(Dataset listings of figures)

════════════════

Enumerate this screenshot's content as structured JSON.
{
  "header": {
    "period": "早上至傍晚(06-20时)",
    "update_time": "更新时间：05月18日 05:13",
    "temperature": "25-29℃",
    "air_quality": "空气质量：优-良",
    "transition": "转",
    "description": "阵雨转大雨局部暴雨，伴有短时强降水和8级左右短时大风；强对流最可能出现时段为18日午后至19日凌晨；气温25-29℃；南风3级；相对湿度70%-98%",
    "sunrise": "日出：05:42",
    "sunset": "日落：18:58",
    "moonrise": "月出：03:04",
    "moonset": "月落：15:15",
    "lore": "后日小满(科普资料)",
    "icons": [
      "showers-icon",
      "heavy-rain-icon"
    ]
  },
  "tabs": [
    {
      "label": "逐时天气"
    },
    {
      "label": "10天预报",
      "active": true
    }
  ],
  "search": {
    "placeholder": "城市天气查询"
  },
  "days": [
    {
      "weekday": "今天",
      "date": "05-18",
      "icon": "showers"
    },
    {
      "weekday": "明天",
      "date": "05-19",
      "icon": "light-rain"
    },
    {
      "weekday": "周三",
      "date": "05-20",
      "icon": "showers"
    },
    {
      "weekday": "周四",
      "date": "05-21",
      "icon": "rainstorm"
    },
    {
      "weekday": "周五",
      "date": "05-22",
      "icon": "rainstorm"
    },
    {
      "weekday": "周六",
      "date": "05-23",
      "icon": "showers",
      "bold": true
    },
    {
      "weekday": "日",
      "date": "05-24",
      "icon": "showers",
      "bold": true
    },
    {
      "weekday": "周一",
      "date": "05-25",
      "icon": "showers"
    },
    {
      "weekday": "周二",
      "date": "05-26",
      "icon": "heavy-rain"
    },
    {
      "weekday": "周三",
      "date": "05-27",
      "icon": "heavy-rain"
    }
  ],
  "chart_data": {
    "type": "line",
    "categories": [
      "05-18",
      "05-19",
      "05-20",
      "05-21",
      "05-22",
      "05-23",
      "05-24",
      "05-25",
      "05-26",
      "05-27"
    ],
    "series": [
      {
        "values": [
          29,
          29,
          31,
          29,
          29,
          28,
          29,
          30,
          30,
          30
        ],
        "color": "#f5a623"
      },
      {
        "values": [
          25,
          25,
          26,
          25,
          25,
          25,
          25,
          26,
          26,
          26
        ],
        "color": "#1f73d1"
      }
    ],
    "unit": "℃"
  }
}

════════════════

Using the listing above, return all lines where the word "weekday" occurs.

Solution to the problem ▸
      "weekday": "今天",
      "weekday": "明天",
      "weekday": "周三",
      "weekday": "周四",
      "weekday": "周五",
      "weekday": "周六",
      "weekday": "日",
      "weekday": "周一",
      "weekday": "周二",
      "weekday": "周三",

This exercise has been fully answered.